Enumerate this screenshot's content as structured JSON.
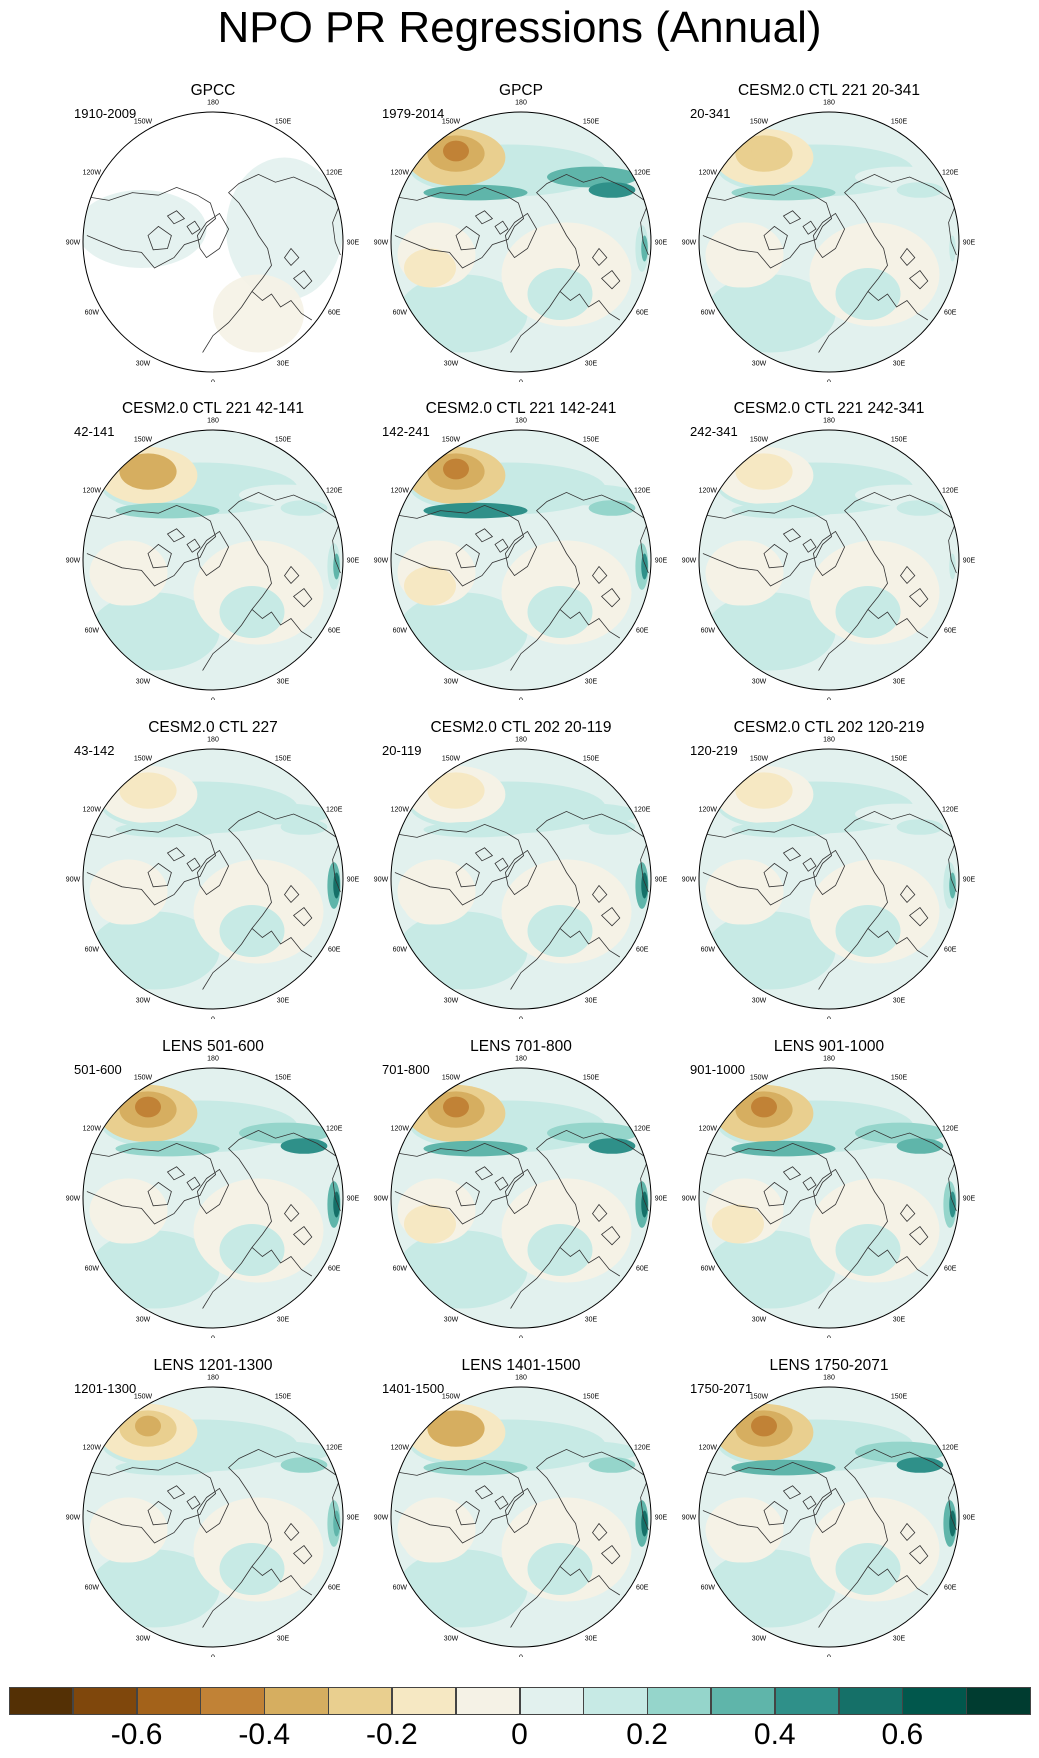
{
  "title": "NPO PR Regressions (Annual)",
  "longitude_labels": [
    "180",
    "150E",
    "120E",
    "90E",
    "60E",
    "30E",
    "0",
    "30W",
    "60W",
    "90W",
    "120W",
    "150W"
  ],
  "panels": [
    {
      "title": "GPCC",
      "period": "1910-2009",
      "anomaly": {
        "pac_neg": 0.0,
        "pac_pos": 0.0,
        "india_pos": 0.0,
        "eur_pos": 0.05,
        "asia_pos": 0.0,
        "atl_neg": 0.0,
        "missing_data": true
      }
    },
    {
      "title": "GPCP",
      "period": "1979-2014",
      "anomaly": {
        "pac_neg": 0.45,
        "pac_pos": 0.3,
        "india_pos": 0.3,
        "eur_pos": 0.1,
        "asia_pos": 0.45,
        "atl_neg": 0.2,
        "missing_data": false
      }
    },
    {
      "title": "CESM2.0 CTL 221 20-341",
      "period": "20-341",
      "anomaly": {
        "pac_neg": 0.3,
        "pac_pos": 0.2,
        "india_pos": 0.1,
        "eur_pos": 0.1,
        "asia_pos": 0.1,
        "atl_neg": 0.1,
        "missing_data": false
      }
    },
    {
      "title": "CESM2.0 CTL 221 42-141",
      "period": "42-141",
      "anomaly": {
        "pac_neg": 0.4,
        "pac_pos": 0.2,
        "india_pos": 0.3,
        "eur_pos": 0.15,
        "asia_pos": 0.1,
        "atl_neg": 0.1,
        "missing_data": false
      }
    },
    {
      "title": "CESM2.0 CTL 221 142-241",
      "period": "142-241",
      "anomaly": {
        "pac_neg": 0.45,
        "pac_pos": 0.4,
        "india_pos": 0.45,
        "eur_pos": 0.1,
        "asia_pos": 0.2,
        "atl_neg": 0.2,
        "missing_data": false
      }
    },
    {
      "title": "CESM2.0 CTL 221 242-341",
      "period": "242-341",
      "anomaly": {
        "pac_neg": 0.15,
        "pac_pos": 0.1,
        "india_pos": 0.15,
        "eur_pos": 0.1,
        "asia_pos": 0.1,
        "atl_neg": 0.15,
        "missing_data": false
      }
    },
    {
      "title": "CESM2.0 CTL 227",
      "period": "43-142",
      "anomaly": {
        "pac_neg": 0.15,
        "pac_pos": 0.1,
        "india_pos": 0.5,
        "eur_pos": 0.1,
        "asia_pos": 0.15,
        "atl_neg": 0.1,
        "missing_data": false
      }
    },
    {
      "title": "CESM2.0 CTL 202 20-119",
      "period": "20-119",
      "anomaly": {
        "pac_neg": 0.2,
        "pac_pos": 0.1,
        "india_pos": 0.5,
        "eur_pos": 0.1,
        "asia_pos": 0.15,
        "atl_neg": 0.1,
        "missing_data": false
      }
    },
    {
      "title": "CESM2.0 CTL 202 120-219",
      "period": "120-219",
      "anomaly": {
        "pac_neg": 0.15,
        "pac_pos": 0.1,
        "india_pos": 0.3,
        "eur_pos": 0.1,
        "asia_pos": 0.1,
        "atl_neg": 0.1,
        "missing_data": false
      }
    },
    {
      "title": "LENS 501-600",
      "period": "501-600",
      "anomaly": {
        "pac_neg": 0.45,
        "pac_pos": 0.2,
        "india_pos": 0.55,
        "eur_pos": 0.1,
        "asia_pos": 0.4,
        "atl_neg": 0.1,
        "missing_data": false
      }
    },
    {
      "title": "LENS 701-800",
      "period": "701-800",
      "anomaly": {
        "pac_neg": 0.5,
        "pac_pos": 0.3,
        "india_pos": 0.6,
        "eur_pos": 0.1,
        "asia_pos": 0.4,
        "atl_neg": 0.25,
        "missing_data": false
      }
    },
    {
      "title": "LENS 901-1000",
      "period": "901-1000",
      "anomaly": {
        "pac_neg": 0.45,
        "pac_pos": 0.3,
        "india_pos": 0.45,
        "eur_pos": 0.1,
        "asia_pos": 0.35,
        "atl_neg": 0.2,
        "missing_data": false
      }
    },
    {
      "title": "LENS 1201-1300",
      "period": "1201-1300",
      "anomaly": {
        "pac_neg": 0.35,
        "pac_pos": 0.15,
        "india_pos": 0.35,
        "eur_pos": 0.1,
        "asia_pos": 0.2,
        "atl_neg": 0.1,
        "missing_data": false
      }
    },
    {
      "title": "LENS 1401-1500",
      "period": "1401-1500",
      "anomaly": {
        "pac_neg": 0.4,
        "pac_pos": 0.2,
        "india_pos": 0.6,
        "eur_pos": 0.1,
        "asia_pos": 0.25,
        "atl_neg": 0.1,
        "missing_data": false
      }
    },
    {
      "title": "LENS 1750-2071",
      "period": "1750-2071",
      "anomaly": {
        "pac_neg": 0.5,
        "pac_pos": 0.3,
        "india_pos": 0.6,
        "eur_pos": 0.15,
        "asia_pos": 0.4,
        "atl_neg": 0.15,
        "missing_data": false
      }
    }
  ],
  "colorbar": {
    "colors": [
      "#543005",
      "#7f470c",
      "#a3621a",
      "#c18236",
      "#d6ae60",
      "#e9cf8f",
      "#f6e8c3",
      "#f5f2e6",
      "#e2f1ee",
      "#c7eae5",
      "#95d5cb",
      "#5fb5aa",
      "#2f9089",
      "#157068",
      "#01574c",
      "#003c30"
    ],
    "ticks": [
      "-0.6",
      "-0.4",
      "-0.2",
      "0",
      "0.2",
      "0.4",
      "0.6"
    ],
    "tick_values": [
      -0.6,
      -0.4,
      -0.2,
      0,
      0.2,
      0.4,
      0.6
    ],
    "range": [
      -0.8,
      0.8
    ]
  }
}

§ TO DO
Pull every line containing the word "LENS" out of the material.

§ FINISHED TASK
      "title": "LENS 501-600",
      "title": "LENS 701-800",
      "title": "LENS 901-1000",
      "title": "LENS 1201-1300",
      "title": "LENS 1401-1500",
      "title": "LENS 1750-2071",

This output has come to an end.